## Work instructions
From the entries below, say how many lines carry the word "земельные", and give nothing but the number.

## Data for processing
-- BEGIN --

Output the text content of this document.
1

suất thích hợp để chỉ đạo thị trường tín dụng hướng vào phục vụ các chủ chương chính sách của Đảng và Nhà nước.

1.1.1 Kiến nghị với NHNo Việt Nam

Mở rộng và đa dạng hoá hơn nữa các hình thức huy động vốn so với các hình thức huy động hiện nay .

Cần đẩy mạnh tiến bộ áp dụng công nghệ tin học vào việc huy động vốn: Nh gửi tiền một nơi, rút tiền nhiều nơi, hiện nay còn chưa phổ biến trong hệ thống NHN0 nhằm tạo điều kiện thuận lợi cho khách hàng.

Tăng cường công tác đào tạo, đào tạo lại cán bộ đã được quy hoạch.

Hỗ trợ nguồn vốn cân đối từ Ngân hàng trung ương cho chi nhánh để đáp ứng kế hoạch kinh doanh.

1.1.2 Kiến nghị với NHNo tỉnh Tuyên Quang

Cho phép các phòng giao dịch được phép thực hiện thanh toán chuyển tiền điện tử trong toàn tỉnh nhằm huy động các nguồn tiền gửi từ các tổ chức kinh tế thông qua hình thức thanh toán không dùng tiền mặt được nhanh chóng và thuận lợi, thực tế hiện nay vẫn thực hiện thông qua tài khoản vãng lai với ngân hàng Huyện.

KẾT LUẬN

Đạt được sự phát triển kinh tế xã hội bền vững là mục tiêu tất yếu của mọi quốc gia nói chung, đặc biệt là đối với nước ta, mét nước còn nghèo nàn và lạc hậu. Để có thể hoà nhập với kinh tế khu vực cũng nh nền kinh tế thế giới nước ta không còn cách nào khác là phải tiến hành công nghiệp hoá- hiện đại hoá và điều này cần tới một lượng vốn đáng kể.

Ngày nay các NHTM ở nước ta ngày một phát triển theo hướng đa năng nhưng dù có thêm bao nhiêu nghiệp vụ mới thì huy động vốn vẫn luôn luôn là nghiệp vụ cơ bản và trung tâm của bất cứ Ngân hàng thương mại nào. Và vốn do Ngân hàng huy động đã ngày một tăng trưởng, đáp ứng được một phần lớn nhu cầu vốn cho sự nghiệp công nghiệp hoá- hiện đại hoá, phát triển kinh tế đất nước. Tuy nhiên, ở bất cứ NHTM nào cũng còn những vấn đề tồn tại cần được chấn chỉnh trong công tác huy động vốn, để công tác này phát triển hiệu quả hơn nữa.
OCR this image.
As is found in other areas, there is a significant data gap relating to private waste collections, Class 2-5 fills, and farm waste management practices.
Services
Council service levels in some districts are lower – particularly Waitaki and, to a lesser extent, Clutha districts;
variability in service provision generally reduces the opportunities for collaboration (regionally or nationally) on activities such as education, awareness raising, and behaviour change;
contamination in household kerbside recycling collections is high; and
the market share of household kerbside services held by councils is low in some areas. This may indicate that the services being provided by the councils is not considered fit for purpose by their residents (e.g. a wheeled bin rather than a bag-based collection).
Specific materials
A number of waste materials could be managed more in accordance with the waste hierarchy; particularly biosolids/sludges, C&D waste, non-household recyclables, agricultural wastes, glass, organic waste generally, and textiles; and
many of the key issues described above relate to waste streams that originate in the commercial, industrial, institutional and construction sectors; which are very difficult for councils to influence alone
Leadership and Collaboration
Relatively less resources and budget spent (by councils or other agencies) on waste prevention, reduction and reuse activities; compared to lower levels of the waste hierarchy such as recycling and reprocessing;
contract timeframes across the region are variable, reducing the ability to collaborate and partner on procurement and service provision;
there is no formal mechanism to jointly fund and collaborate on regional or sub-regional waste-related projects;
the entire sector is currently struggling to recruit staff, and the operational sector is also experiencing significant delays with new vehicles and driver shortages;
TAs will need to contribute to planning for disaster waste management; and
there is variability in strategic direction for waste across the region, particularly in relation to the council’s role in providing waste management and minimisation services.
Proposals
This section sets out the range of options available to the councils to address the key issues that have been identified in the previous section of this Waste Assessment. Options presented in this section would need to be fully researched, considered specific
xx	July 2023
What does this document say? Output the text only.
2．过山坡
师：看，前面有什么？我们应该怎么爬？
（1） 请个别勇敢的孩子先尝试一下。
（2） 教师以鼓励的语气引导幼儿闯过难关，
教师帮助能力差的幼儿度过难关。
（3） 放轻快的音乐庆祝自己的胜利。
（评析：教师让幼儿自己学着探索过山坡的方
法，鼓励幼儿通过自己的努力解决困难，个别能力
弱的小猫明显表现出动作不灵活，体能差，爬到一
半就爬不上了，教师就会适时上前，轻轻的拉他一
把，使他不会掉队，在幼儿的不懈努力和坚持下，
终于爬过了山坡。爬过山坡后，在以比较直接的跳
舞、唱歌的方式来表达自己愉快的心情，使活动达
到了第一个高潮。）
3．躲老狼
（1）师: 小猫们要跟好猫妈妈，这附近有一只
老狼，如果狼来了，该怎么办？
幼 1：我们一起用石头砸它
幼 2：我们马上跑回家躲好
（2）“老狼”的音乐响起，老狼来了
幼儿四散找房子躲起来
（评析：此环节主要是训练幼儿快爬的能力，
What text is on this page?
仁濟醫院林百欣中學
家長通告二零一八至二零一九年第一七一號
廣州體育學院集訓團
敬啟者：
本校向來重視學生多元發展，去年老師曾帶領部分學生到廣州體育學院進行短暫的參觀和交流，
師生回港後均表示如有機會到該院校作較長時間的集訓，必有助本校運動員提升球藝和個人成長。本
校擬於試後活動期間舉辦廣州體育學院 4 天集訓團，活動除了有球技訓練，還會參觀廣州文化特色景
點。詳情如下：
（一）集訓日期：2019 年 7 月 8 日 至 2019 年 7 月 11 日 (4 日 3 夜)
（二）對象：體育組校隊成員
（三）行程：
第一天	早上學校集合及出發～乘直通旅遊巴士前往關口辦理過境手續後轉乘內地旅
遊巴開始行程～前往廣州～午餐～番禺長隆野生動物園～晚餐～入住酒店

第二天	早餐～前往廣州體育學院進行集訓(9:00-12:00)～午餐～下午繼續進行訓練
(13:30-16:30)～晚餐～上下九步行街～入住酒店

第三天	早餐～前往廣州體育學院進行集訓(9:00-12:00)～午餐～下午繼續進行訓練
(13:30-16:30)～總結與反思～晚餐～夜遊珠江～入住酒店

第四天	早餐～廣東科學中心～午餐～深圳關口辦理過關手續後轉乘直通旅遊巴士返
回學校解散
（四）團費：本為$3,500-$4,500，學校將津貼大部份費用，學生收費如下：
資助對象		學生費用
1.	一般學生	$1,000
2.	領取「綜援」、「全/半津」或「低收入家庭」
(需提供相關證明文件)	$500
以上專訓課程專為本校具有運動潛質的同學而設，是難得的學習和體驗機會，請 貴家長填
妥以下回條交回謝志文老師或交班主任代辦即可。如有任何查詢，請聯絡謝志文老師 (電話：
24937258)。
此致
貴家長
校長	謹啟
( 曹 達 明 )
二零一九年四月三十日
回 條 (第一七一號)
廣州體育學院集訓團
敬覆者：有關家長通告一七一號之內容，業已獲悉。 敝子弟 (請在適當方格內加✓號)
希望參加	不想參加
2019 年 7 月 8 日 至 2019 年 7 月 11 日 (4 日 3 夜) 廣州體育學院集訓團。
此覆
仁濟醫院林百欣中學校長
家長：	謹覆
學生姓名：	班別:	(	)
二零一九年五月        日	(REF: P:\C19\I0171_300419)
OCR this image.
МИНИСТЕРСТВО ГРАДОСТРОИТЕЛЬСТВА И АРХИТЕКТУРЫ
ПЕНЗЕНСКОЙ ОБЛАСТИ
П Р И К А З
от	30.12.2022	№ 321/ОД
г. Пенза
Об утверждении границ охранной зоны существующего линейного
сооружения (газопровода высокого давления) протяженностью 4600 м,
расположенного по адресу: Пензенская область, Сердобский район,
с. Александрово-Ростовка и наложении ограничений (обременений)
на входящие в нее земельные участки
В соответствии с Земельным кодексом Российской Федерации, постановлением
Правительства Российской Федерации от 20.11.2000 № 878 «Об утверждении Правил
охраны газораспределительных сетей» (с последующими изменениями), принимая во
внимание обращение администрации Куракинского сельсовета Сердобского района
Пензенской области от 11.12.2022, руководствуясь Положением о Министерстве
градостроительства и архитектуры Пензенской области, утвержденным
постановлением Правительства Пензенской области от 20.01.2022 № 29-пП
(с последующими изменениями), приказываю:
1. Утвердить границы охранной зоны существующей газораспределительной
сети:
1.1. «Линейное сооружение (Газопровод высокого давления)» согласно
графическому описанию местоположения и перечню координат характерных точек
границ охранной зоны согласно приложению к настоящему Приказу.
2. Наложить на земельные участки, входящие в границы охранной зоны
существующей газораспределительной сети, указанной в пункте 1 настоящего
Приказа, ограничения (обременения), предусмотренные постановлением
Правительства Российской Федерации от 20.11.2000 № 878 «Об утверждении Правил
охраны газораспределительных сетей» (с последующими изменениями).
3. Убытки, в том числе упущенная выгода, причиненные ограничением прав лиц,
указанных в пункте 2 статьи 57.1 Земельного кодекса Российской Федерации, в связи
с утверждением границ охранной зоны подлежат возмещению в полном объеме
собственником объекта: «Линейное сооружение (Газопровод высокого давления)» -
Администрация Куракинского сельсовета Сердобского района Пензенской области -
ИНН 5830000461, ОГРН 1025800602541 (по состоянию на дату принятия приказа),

-- END --

## Task result
2